Extracted records

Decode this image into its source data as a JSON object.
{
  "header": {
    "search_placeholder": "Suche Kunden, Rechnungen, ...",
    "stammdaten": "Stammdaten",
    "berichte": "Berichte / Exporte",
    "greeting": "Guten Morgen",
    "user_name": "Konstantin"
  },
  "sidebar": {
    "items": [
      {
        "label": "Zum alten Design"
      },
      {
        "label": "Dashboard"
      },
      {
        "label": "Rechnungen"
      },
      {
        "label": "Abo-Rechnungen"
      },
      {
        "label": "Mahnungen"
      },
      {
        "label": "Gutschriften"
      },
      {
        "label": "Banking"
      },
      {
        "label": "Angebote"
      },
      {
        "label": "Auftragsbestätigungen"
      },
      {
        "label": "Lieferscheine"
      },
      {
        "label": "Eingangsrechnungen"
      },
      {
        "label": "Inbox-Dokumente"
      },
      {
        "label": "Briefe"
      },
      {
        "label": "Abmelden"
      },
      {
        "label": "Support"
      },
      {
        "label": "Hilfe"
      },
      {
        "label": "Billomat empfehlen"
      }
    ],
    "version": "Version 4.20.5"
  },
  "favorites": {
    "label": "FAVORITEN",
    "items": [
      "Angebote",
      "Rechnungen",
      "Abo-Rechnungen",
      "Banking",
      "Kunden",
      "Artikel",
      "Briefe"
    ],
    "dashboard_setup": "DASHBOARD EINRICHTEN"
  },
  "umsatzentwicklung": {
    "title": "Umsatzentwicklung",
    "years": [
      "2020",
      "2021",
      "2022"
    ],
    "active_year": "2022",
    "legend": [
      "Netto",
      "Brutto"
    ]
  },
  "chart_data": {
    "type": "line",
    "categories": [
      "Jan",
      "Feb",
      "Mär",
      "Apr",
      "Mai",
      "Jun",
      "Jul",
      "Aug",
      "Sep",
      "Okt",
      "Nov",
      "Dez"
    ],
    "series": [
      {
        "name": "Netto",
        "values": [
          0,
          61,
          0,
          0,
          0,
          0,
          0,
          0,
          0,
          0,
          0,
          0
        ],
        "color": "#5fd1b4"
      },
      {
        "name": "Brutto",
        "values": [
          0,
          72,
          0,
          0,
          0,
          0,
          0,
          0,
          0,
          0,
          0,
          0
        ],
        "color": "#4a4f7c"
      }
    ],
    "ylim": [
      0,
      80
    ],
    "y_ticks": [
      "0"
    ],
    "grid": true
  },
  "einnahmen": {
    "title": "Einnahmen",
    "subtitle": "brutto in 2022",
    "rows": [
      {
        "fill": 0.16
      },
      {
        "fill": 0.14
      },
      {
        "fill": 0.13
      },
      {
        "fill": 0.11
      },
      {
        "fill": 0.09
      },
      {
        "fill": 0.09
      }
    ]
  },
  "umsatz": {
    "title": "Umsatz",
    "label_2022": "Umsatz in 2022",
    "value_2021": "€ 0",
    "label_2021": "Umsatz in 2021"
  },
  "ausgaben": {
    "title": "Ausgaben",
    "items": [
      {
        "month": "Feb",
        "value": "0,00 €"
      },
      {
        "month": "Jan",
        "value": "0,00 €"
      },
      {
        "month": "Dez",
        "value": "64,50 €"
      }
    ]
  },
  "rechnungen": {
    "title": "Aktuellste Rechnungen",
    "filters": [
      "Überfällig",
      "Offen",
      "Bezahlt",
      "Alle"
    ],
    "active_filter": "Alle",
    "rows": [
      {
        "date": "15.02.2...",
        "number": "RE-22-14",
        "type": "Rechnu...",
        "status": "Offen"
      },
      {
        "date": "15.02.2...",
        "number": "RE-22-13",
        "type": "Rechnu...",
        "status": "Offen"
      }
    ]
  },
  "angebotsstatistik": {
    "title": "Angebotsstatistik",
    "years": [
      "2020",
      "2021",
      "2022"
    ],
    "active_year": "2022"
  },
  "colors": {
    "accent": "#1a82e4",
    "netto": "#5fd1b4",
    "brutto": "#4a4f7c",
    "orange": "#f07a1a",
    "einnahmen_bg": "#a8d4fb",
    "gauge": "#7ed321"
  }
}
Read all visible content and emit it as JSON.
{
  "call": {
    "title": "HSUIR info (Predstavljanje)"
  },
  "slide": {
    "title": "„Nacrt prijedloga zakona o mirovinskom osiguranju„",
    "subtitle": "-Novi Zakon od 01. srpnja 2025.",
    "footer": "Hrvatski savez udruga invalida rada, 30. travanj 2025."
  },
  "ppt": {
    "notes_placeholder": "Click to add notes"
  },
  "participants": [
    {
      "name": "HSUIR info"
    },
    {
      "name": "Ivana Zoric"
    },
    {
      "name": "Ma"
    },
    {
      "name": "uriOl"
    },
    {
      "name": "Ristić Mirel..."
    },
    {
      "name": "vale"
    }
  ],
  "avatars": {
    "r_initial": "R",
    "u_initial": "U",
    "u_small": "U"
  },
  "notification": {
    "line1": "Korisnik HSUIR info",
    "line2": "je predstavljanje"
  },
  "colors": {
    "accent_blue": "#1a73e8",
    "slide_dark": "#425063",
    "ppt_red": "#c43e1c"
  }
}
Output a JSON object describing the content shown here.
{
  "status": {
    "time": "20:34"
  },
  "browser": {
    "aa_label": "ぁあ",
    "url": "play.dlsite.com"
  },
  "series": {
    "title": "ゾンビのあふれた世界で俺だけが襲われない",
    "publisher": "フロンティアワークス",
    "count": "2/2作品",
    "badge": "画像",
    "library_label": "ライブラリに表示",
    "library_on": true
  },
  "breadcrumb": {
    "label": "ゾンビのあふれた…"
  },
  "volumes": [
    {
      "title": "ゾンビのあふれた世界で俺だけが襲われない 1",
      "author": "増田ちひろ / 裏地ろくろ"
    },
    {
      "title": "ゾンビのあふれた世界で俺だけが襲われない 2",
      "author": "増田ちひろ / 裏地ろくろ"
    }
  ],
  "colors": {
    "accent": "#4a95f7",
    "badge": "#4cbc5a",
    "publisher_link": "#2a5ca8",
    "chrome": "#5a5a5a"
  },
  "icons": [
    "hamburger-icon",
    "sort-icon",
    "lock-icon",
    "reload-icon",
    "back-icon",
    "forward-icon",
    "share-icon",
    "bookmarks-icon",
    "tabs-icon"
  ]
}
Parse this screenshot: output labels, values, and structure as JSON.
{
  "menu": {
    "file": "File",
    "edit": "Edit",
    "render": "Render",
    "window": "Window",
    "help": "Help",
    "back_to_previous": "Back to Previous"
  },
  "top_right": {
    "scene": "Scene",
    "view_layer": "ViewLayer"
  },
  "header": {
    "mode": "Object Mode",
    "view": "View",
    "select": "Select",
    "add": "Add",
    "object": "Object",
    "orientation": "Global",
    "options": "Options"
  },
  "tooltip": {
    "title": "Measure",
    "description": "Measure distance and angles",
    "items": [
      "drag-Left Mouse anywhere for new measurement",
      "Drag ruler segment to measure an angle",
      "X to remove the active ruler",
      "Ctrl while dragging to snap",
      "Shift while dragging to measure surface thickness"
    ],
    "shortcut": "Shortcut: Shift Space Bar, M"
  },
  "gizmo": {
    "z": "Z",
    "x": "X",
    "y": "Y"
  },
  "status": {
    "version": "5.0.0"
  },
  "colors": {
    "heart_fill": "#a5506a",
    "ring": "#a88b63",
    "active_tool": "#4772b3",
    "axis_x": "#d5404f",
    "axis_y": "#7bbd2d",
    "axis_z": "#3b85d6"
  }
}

* REQUEST:
Write out all of the records above exactly as they appear.

* RESPONSE TO THIS EXERCISE:
Decode this image into its source data as a JSON object.
{
  "header": {
    "search_placeholder": "Suche Kunden, Rechnungen, ...",
    "stammdaten": "Stammdaten",
    "berichte": "Berichte / Exporte",
    "greeting": "Guten Morgen",
    "user_name": "Konstantin"
  },
  "sidebar": {
    "items": [
      {
        "label": "Zum alten Design"
      },
      {
        "label": "Dashboard"
      },
      {
        "label": "Rechnungen"
      },
      {
        "label": "Abo-Rechnungen"
      },
      {
        "label": "Mahnungen"
      },
      {
        "label": "Gutschriften"
      },
      {
        "label": "Banking"
      },
      {
        "label": "Angebote"
      },
      {
        "label": "Auftragsbestätigungen"
      },
      {
        "label": "Lieferscheine"
      },
      {
        "label": "Eingangsrechnungen"
      },
      {
        "label": "Inbox-Dokumente"
      },
      {
        "label": "Briefe"
      },
      {
        "label": "Abmelden"
      },
      {
        "label": "Support"
      },
      {
        "label": "Hilfe"
      },
      {
        "label": "Billomat empfehlen"
      }
    ],
    "version": "Version 4.20.5"
  },
  "favorites": {
    "label": "FAVORITEN",
    "items": [
      "Angebote",
      "Rechnungen",
      "Abo-Rechnungen",
      "Banking",
      "Kunden",
      "Artikel",
      "Briefe"
    ],
    "dashboard_setup": "DASHBOARD EINRICHTEN"
  },
  "umsatzentwicklung": {
    "title": "Umsatzentwicklung",
    "years": [
      "2020",
      "2021",
      "2022"
    ],
    "active_year": "2022",
    "legend": [
      "Netto",
      "Brutto"
    ]
  },
  "chart_data": {
    "type": "line",
    "categories": [
      "Jan",
      "Feb",
      "Mär",
      "Apr",
      "Mai",
      "Jun",
      "Jul",
      "Aug",
      "Sep",
      "Okt",
      "Nov",
      "Dez"
    ],
    "series": [
      {
        "name": "Netto",
        "values": [
          0,
          61,
          0,
          0,
          0,
          0,
          0,
          0,
          0,
          0,
          0,
          0
        ],
        "color": "#5fd1b4"
      },
      {
        "name": "Brutto",
        "values": [
          0,
          72,
          0,
          0,
          0,
          0,
          0,
          0,
          0,
          0,
          0,
          0
        ],
        "color": "#4a4f7c"
      }
    ],
    "ylim": [
      0,
      80
    ],
    "y_ticks": [
      "0"
    ],
    "grid": true
  },
  "einnahmen": {
    "title": "Einnahmen",
    "subtitle": "brutto in 2022",
    "rows": [
      {
        "fill": 0.16
      },
      {
        "fill": 0.14
      },
      {
        "fill": 0.13
      },
      {
        "fill": 0.11
      },
      {
        "fill": 0.09
      },
      {
        "fill": 0.09
      }
    ]
  },
  "umsatz": {
    "title": "Umsatz",
    "label_2022": "Umsatz in 2022",
    "value_2021": "€ 0",
    "label_2021": "Umsatz in 2021"
  },
  "ausgaben": {
    "title": "Ausgaben",
    "items": [
      {
        "month": "Feb",
        "value": "0,00 €"
      },
      {
        "month": "Jan",
        "value": "0,00 €"
      },
      {
        "month": "Dez",
        "value": "64,50 €"
      }
    ]
  },
  "rechnungen": {
    "title": "Aktuellste Rechnungen",
    "filters": [
      "Überfällig",
      "Offen",
      "Bezahlt",
      "Alle"
    ],
    "active_filter": "Alle",
    "rows": [
      {
        "date": "15.02.2...",
        "number": "RE-22-14",
        "type": "Rechnu...",
        "status": "Offen"
      },
      {
        "date": "15.02.2...",
        "number": "RE-22-13",
        "type": "Rechnu...",
        "status": "Offen"
      }
    ]
  },
  "angebotsstatistik": {
    "title": "Angebotsstatistik",
    "years": [
      "2020",
      "2021",
      "2022"
    ],
    "active_year": "2022"
  },
  "colors": {
    "accent": "#1a82e4",
    "netto": "#5fd1b4",
    "brutto": "#4a4f7c",
    "orange": "#f07a1a",
    "einnahmen_bg": "#a8d4fb",
    "gauge": "#7ed321"
  }
}
Read all visible content and emit it as JSON.
{
  "call": {
    "title": "HSUIR info (Predstavljanje)"
  },
  "slide": {
    "title": "„Nacrt prijedloga zakona o mirovinskom osiguranju„",
    "subtitle": "-Novi Zakon od 01. srpnja 2025.",
    "footer": "Hrvatski savez udruga invalida rada, 30. travanj 2025."
  },
  "ppt": {
    "notes_placeholder": "Click to add notes"
  },
  "participants": [
    {
      "name": "HSUIR info"
    },
    {
      "name": "Ivana Zoric"
    },
    {
      "name": "Ma"
    },
    {
      "name": "uriOl"
    },
    {
      "name": "Ristić Mirel..."
    },
    {
      "name": "vale"
    }
  ],
  "avatars": {
    "r_initial": "R",
    "u_initial": "U",
    "u_small": "U"
  },
  "notification": {
    "line1": "Korisnik HSUIR info",
    "line2": "je predstavljanje"
  },
  "colors": {
    "accent_blue": "#1a73e8",
    "slide_dark": "#425063",
    "ppt_red": "#c43e1c"
  }
}
Output a JSON object describing the content shown here.
{
  "status": {
    "time": "20:34"
  },
  "browser": {
    "aa_label": "ぁあ",
    "url": "play.dlsite.com"
  },
  "series": {
    "title": "ゾンビのあふれた世界で俺だけが襲われない",
    "publisher": "フロンティアワークス",
    "count": "2/2作品",
    "badge": "画像",
    "library_label": "ライブラリに表示",
    "library_on": true
  },
  "breadcrumb": {
    "label": "ゾンビのあふれた…"
  },
  "volumes": [
    {
      "title": "ゾンビのあふれた世界で俺だけが襲われない 1",
      "author": "増田ちひろ / 裏地ろくろ"
    },
    {
      "title": "ゾンビのあふれた世界で俺だけが襲われない 2",
      "author": "増田ちひろ / 裏地ろくろ"
    }
  ],
  "colors": {
    "accent": "#4a95f7",
    "badge": "#4cbc5a",
    "publisher_link": "#2a5ca8",
    "chrome": "#5a5a5a"
  },
  "icons": [
    "hamburger-icon",
    "sort-icon",
    "lock-icon",
    "reload-icon",
    "back-icon",
    "forward-icon",
    "share-icon",
    "bookmarks-icon",
    "tabs-icon"
  ]
}
Parse this screenshot: output labels, values, and structure as JSON.
{
  "menu": {
    "file": "File",
    "edit": "Edit",
    "render": "Render",
    "window": "Window",
    "help": "Help",
    "back_to_previous": "Back to Previous"
  },
  "top_right": {
    "scene": "Scene",
    "view_layer": "ViewLayer"
  },
  "header": {
    "mode": "Object Mode",
    "view": "View",
    "select": "Select",
    "add": "Add",
    "object": "Object",
    "orientation": "Global",
    "options": "Options"
  },
  "tooltip": {
    "title": "Measure",
    "description": "Measure distance and angles",
    "items": [
      "drag-Left Mouse anywhere for new measurement",
      "Drag ruler segment to measure an angle",
      "X to remove the active ruler",
      "Ctrl while dragging to snap",
      "Shift while dragging to measure surface thickness"
    ],
    "shortcut": "Shortcut: Shift Space Bar, M"
  },
  "gizmo": {
    "z": "Z",
    "x": "X",
    "y": "Y"
  },
  "status": {
    "version": "5.0.0"
  },
  "colors": {
    "heart_fill": "#a5506a",
    "ring": "#a88b63",
    "active_tool": "#4772b3",
    "axis_x": "#d5404f",
    "axis_y": "#7bbd2d",
    "axis_z": "#3b85d6"
  }
}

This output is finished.